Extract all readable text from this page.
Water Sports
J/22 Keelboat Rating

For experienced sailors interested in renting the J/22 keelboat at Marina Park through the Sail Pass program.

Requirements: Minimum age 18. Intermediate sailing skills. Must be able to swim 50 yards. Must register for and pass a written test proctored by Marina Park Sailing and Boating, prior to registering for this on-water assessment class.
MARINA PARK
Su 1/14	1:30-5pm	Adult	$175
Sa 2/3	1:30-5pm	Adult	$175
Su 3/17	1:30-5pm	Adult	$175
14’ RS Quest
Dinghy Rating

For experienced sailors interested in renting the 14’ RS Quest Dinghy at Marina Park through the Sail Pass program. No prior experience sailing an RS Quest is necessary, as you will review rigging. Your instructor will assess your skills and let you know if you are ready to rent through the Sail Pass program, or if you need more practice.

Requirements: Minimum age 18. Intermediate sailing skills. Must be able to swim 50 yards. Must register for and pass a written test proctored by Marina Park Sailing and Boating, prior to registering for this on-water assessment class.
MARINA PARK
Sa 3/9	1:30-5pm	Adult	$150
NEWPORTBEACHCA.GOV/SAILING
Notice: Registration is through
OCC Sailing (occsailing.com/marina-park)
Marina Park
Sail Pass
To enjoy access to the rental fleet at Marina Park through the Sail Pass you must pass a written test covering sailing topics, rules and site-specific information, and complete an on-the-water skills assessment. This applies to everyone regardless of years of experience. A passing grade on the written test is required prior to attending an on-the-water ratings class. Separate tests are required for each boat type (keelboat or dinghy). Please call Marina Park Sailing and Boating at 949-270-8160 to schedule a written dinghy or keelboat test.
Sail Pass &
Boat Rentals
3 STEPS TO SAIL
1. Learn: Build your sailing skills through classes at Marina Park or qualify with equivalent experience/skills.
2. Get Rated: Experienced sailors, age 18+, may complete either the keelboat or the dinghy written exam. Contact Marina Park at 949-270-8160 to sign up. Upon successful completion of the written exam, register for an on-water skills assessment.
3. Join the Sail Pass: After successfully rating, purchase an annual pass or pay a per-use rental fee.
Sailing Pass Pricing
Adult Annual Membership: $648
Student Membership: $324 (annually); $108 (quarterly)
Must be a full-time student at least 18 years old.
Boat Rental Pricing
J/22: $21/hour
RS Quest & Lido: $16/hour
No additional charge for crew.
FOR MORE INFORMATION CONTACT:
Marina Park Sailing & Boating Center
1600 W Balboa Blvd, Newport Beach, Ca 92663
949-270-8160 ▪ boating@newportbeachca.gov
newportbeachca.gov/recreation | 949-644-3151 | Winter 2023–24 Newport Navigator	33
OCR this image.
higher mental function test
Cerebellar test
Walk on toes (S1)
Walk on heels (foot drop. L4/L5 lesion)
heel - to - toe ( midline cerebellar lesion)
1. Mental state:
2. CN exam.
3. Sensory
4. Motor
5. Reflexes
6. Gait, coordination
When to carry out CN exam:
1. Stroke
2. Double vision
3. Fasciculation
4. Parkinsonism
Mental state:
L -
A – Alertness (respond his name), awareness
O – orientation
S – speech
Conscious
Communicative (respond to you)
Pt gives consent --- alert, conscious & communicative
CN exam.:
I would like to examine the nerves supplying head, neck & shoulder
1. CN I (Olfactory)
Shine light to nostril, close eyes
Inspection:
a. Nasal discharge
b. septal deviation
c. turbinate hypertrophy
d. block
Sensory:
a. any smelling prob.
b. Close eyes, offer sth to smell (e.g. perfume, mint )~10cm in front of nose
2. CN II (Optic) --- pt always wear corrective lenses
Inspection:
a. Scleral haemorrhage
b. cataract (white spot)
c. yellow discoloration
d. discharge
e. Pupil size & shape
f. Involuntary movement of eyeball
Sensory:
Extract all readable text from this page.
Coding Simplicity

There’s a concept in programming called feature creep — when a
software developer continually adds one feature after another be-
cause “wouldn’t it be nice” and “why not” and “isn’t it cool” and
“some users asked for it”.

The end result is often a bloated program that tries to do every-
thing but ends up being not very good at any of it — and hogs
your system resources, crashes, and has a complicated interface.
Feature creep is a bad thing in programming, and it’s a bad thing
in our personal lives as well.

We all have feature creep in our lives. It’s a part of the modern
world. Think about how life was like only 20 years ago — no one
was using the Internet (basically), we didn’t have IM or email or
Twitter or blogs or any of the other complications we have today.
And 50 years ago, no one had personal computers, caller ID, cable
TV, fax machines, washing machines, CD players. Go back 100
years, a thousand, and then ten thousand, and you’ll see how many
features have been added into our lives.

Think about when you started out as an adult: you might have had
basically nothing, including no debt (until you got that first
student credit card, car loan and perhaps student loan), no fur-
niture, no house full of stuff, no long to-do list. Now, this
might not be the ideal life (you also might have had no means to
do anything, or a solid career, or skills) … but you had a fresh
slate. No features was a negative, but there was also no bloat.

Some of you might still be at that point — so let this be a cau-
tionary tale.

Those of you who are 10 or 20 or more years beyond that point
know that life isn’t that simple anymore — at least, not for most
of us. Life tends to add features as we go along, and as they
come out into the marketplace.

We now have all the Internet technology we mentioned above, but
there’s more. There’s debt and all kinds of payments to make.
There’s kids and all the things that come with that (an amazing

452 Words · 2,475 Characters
________________
Reproduce every line of the material above exactly.

◆ **COMPLETE OUTPUT**:
Extract all readable text from this page.
Water Sports
J/22 Keelboat Rating

For experienced sailors interested in renting the J/22 keelboat at Marina Park through the Sail Pass program.

Requirements: Minimum age 18. Intermediate sailing skills. Must be able to swim 50 yards. Must register for and pass a written test proctored by Marina Park Sailing and Boating, prior to registering for this on-water assessment class.
MARINA PARK
Su 1/14	1:30-5pm	Adult	$175
Sa 2/3	1:30-5pm	Adult	$175
Su 3/17	1:30-5pm	Adult	$175
14’ RS Quest
Dinghy Rating

For experienced sailors interested in renting the 14’ RS Quest Dinghy at Marina Park through the Sail Pass program. No prior experience sailing an RS Quest is necessary, as you will review rigging. Your instructor will assess your skills and let you know if you are ready to rent through the Sail Pass program, or if you need more practice.

Requirements: Minimum age 18. Intermediate sailing skills. Must be able to swim 50 yards. Must register for and pass a written test proctored by Marina Park Sailing and Boating, prior to registering for this on-water assessment class.
MARINA PARK
Sa 3/9	1:30-5pm	Adult	$150
NEWPORTBEACHCA.GOV/SAILING
Notice: Registration is through
OCC Sailing (occsailing.com/marina-park)
Marina Park
Sail Pass
To enjoy access to the rental fleet at Marina Park through the Sail Pass you must pass a written test covering sailing topics, rules and site-specific information, and complete an on-the-water skills assessment. This applies to everyone regardless of years of experience. A passing grade on the written test is required prior to attending an on-the-water ratings class. Separate tests are required for each boat type (keelboat or dinghy). Please call Marina Park Sailing and Boating at 949-270-8160 to schedule a written dinghy or keelboat test.
Sail Pass &
Boat Rentals
3 STEPS TO SAIL
1. Learn: Build your sailing skills through classes at Marina Park or qualify with equivalent experience/skills.
2. Get Rated: Experienced sailors, age 18+, may complete either the keelboat or the dinghy written exam. Contact Marina Park at 949-270-8160 to sign up. Upon successful completion of the written exam, register for an on-water skills assessment.
3. Join the Sail Pass: After successfully rating, purchase an annual pass or pay a per-use rental fee.
Sailing Pass Pricing
Adult Annual Membership: $648
Student Membership: $324 (annually); $108 (quarterly)
Must be a full-time student at least 18 years old.
Boat Rental Pricing
J/22: $21/hour
RS Quest & Lido: $16/hour
No additional charge for crew.
FOR MORE INFORMATION CONTACT:
Marina Park Sailing & Boating Center
1600 W Balboa Blvd, Newport Beach, Ca 92663
949-270-8160 ▪ boating@newportbeachca.gov
newportbeachca.gov/recreation | 949-644-3151 | Winter 2023–24 Newport Navigator	33
OCR this image.
higher mental function test
Cerebellar test
Walk on toes (S1)
Walk on heels (foot drop. L4/L5 lesion)
heel - to - toe ( midline cerebellar lesion)
1. Mental state:
2. CN exam.
3. Sensory
4. Motor
5. Reflexes
6. Gait, coordination
When to carry out CN exam:
1. Stroke
2. Double vision
3. Fasciculation
4. Parkinsonism
Mental state:
L -
A – Alertness (respond his name), awareness
O – orientation
S – speech
Conscious
Communicative (respond to you)
Pt gives consent --- alert, conscious & communicative
CN exam.:
I would like to examine the nerves supplying head, neck & shoulder
1. CN I (Olfactory)
Shine light to nostril, close eyes
Inspection:
a. Nasal discharge
b. septal deviation
c. turbinate hypertrophy
d. block
Sensory:
a. any smelling prob.
b. Close eyes, offer sth to smell (e.g. perfume, mint )~10cm in front of nose
2. CN II (Optic) --- pt always wear corrective lenses
Inspection:
a. Scleral haemorrhage
b. cataract (white spot)
c. yellow discoloration
d. discharge
e. Pupil size & shape
f. Involuntary movement of eyeball
Sensory:
Extract all readable text from this page.
Coding Simplicity

There’s a concept in programming called feature creep — when a
software developer continually adds one feature after another be-
cause “wouldn’t it be nice” and “why not” and “isn’t it cool” and
“some users asked for it”.

The end result is often a bloated program that tries to do every-
thing but ends up being not very good at any of it — and hogs
your system resources, crashes, and has a complicated interface.
Feature creep is a bad thing in programming, and it’s a bad thing
in our personal lives as well.

We all have feature creep in our lives. It’s a part of the modern
world. Think about how life was like only 20 years ago — no one
was using the Internet (basically), we didn’t have IM or email or
Twitter or blogs or any of the other complications we have today.
And 50 years ago, no one had personal computers, caller ID, cable
TV, fax machines, washing machines, CD players. Go back 100
years, a thousand, and then ten thousand, and you’ll see how many
features have been added into our lives.

Think about when you started out as an adult: you might have had
basically nothing, including no debt (until you got that first
student credit card, car loan and perhaps student loan), no fur-
niture, no house full of stuff, no long to-do list. Now, this
might not be the ideal life (you also might have had no means to
do anything, or a solid career, or skills) … but you had a fresh
slate. No features was a negative, but there was also no bloat.

Some of you might still be at that point — so let this be a cau-
tionary tale.

Those of you who are 10 or 20 or more years beyond that point
know that life isn’t that simple anymore — at least, not for most
of us. Life tends to add features as we go along, and as they
come out into the marketplace.

We now have all the Internet technology we mentioned above, but
there’s more. There’s debt and all kinds of payments to make.
There’s kids and all the things that come with that (an amazing

452 Words · 2,475 Characters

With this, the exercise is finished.